• **Brief**: Write out every entry exactly as it appears.

— Start —

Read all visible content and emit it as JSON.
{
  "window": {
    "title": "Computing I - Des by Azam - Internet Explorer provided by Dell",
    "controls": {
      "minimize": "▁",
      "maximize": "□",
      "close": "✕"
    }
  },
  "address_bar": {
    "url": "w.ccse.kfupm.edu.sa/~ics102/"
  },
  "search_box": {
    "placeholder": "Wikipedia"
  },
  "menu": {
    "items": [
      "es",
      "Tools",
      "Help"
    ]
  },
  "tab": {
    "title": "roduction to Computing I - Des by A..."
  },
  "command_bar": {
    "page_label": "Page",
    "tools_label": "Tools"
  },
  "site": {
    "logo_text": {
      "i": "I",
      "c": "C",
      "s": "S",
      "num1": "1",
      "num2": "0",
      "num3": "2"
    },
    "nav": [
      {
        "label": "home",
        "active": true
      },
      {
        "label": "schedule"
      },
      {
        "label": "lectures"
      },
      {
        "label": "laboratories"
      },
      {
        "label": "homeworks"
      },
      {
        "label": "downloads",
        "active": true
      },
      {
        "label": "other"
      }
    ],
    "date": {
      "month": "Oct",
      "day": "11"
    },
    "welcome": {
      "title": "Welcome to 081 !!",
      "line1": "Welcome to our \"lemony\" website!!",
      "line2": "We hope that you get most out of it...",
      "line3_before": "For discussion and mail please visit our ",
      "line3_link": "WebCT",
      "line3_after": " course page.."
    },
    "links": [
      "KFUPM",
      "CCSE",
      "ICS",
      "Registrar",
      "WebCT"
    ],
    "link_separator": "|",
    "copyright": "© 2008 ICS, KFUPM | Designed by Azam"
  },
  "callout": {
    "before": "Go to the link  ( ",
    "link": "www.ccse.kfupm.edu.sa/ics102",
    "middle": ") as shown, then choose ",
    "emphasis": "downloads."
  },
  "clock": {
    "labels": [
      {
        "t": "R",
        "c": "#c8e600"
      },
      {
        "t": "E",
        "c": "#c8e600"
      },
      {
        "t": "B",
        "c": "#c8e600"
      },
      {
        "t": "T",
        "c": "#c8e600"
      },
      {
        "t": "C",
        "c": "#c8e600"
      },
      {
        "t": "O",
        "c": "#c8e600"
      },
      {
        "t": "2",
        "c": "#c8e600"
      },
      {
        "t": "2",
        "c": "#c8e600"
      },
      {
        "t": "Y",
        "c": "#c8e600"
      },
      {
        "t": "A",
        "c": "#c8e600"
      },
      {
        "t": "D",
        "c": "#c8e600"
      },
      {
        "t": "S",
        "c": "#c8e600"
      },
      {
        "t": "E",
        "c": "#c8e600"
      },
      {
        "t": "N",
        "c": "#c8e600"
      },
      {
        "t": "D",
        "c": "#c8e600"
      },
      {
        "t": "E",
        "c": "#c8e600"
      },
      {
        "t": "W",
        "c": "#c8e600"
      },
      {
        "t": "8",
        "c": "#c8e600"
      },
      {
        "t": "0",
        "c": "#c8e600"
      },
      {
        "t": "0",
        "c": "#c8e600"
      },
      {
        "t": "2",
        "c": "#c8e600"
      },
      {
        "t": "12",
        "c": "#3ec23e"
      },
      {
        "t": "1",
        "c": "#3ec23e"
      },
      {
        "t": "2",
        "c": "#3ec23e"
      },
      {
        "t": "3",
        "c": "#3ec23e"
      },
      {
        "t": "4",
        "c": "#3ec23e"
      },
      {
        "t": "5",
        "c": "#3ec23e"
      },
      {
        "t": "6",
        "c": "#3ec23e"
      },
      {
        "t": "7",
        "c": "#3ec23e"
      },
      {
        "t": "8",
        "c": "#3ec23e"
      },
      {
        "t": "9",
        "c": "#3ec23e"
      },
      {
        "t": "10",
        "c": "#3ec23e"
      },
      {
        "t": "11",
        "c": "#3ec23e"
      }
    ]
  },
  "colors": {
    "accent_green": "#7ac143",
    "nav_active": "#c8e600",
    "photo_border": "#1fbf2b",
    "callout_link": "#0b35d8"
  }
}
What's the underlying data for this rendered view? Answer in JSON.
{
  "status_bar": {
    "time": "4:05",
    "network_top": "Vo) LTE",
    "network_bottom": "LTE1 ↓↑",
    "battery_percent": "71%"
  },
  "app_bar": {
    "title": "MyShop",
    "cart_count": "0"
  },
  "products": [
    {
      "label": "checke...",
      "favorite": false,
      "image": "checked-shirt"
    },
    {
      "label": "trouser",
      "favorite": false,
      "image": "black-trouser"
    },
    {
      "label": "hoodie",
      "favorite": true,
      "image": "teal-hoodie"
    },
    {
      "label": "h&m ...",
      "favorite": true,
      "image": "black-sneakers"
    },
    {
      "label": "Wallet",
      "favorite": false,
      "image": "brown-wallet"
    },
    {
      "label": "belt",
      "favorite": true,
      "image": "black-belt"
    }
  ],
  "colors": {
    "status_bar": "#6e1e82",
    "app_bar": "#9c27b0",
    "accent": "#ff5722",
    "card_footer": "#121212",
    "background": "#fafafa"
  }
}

— End —

• **Exercise solution**:
Read all visible content and emit it as JSON.
{
  "window": {
    "title": "Computing I - Des by Azam - Internet Explorer provided by Dell",
    "controls": {
      "minimize": "▁",
      "maximize": "□",
      "close": "✕"
    }
  },
  "address_bar": {
    "url": "w.ccse.kfupm.edu.sa/~ics102/"
  },
  "search_box": {
    "placeholder": "Wikipedia"
  },
  "menu": {
    "items": [
      "es",
      "Tools",
      "Help"
    ]
  },
  "tab": {
    "title": "roduction to Computing I - Des by A..."
  },
  "command_bar": {
    "page_label": "Page",
    "tools_label": "Tools"
  },
  "site": {
    "logo_text": {
      "i": "I",
      "c": "C",
      "s": "S",
      "num1": "1",
      "num2": "0",
      "num3": "2"
    },
    "nav": [
      {
        "label": "home",
        "active": true
      },
      {
        "label": "schedule"
      },
      {
        "label": "lectures"
      },
      {
        "label": "laboratories"
      },
      {
        "label": "homeworks"
      },
      {
        "label": "downloads",
        "active": true
      },
      {
        "label": "other"
      }
    ],
    "date": {
      "month": "Oct",
      "day": "11"
    },
    "welcome": {
      "title": "Welcome to 081 !!",
      "line1": "Welcome to our \"lemony\" website!!",
      "line2": "We hope that you get most out of it...",
      "line3_before": "For discussion and mail please visit our ",
      "line3_link": "WebCT",
      "line3_after": " course page.."
    },
    "links": [
      "KFUPM",
      "CCSE",
      "ICS",
      "Registrar",
      "WebCT"
    ],
    "link_separator": "|",
    "copyright": "© 2008 ICS, KFUPM | Designed by Azam"
  },
  "callout": {
    "before": "Go to the link  ( ",
    "link": "www.ccse.kfupm.edu.sa/ics102",
    "middle": ") as shown, then choose ",
    "emphasis": "downloads."
  },
  "clock": {
    "labels": [
      {
        "t": "R",
        "c": "#c8e600"
      },
      {
        "t": "E",
        "c": "#c8e600"
      },
      {
        "t": "B",
        "c": "#c8e600"
      },
      {
        "t": "T",
        "c": "#c8e600"
      },
      {
        "t": "C",
        "c": "#c8e600"
      },
      {
        "t": "O",
        "c": "#c8e600"
      },
      {
        "t": "2",
        "c": "#c8e600"
      },
      {
        "t": "2",
        "c": "#c8e600"
      },
      {
        "t": "Y",
        "c": "#c8e600"
      },
      {
        "t": "A",
        "c": "#c8e600"
      },
      {
        "t": "D",
        "c": "#c8e600"
      },
      {
        "t": "S",
        "c": "#c8e600"
      },
      {
        "t": "E",
        "c": "#c8e600"
      },
      {
        "t": "N",
        "c": "#c8e600"
      },
      {
        "t": "D",
        "c": "#c8e600"
      },
      {
        "t": "E",
        "c": "#c8e600"
      },
      {
        "t": "W",
        "c": "#c8e600"
      },
      {
        "t": "8",
        "c": "#c8e600"
      },
      {
        "t": "0",
        "c": "#c8e600"
      },
      {
        "t": "0",
        "c": "#c8e600"
      },
      {
        "t": "2",
        "c": "#c8e600"
      },
      {
        "t": "12",
        "c": "#3ec23e"
      },
      {
        "t": "1",
        "c": "#3ec23e"
      },
      {
        "t": "2",
        "c": "#3ec23e"
      },
      {
        "t": "3",
        "c": "#3ec23e"
      },
      {
        "t": "4",
        "c": "#3ec23e"
      },
      {
        "t": "5",
        "c": "#3ec23e"
      },
      {
        "t": "6",
        "c": "#3ec23e"
      },
      {
        "t": "7",
        "c": "#3ec23e"
      },
      {
        "t": "8",
        "c": "#3ec23e"
      },
      {
        "t": "9",
        "c": "#3ec23e"
      },
      {
        "t": "10",
        "c": "#3ec23e"
      },
      {
        "t": "11",
        "c": "#3ec23e"
      }
    ]
  },
  "colors": {
    "accent_green": "#7ac143",
    "nav_active": "#c8e600",
    "photo_border": "#1fbf2b",
    "callout_link": "#0b35d8"
  }
}
What's the underlying data for this rendered view? Answer in JSON.
{
  "status_bar": {
    "time": "4:05",
    "network_top": "Vo) LTE",
    "network_bottom": "LTE1 ↓↑",
    "battery_percent": "71%"
  },
  "app_bar": {
    "title": "MyShop",
    "cart_count": "0"
  },
  "products": [
    {
      "label": "checke...",
      "favorite": false,
      "image": "checked-shirt"
    },
    {
      "label": "trouser",
      "favorite": false,
      "image": "black-trouser"
    },
    {
      "label": "hoodie",
      "favorite": true,
      "image": "teal-hoodie"
    },
    {
      "label": "h&m ...",
      "favorite": true,
      "image": "black-sneakers"
    },
    {
      "label": "Wallet",
      "favorite": false,
      "image": "brown-wallet"
    },
    {
      "label": "belt",
      "favorite": true,
      "image": "black-belt"
    }
  ],
  "colors": {
    "status_bar": "#6e1e82",
    "app_bar": "#9c27b0",
    "accent": "#ff5722",
    "card_footer": "#121212",
    "background": "#fafafa"
  }
}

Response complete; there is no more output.